▶ _TASK_
From the listing below, pull out all lines with "créditos" in them.
---------- SUPPLIED MATERIAL
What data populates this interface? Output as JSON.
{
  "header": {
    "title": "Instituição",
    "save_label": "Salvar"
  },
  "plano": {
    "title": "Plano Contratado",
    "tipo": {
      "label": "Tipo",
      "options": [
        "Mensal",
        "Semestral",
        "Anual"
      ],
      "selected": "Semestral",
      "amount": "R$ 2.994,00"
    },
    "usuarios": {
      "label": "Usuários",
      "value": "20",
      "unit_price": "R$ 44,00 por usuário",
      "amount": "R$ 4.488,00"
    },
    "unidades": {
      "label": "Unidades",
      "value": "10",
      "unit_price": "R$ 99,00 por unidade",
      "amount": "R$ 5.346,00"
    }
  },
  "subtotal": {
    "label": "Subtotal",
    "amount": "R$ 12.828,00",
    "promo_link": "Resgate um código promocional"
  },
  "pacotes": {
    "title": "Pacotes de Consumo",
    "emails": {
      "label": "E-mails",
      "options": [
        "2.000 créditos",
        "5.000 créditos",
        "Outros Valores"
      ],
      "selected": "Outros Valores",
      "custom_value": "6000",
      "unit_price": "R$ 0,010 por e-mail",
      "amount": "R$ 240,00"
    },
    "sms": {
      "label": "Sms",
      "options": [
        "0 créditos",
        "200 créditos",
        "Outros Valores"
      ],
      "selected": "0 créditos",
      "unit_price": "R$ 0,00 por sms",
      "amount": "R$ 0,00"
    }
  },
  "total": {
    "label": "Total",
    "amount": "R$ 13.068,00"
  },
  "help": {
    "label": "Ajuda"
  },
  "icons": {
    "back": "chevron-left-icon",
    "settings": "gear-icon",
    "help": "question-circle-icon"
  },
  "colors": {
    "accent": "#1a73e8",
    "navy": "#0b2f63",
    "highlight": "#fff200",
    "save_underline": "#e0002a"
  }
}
--------------------
▶ _EXERCISE RESULT_
        "2.000 créditos",
        "5.000 créditos",
        "0 créditos",
        "200 créditos",
      "selected": "0 créditos",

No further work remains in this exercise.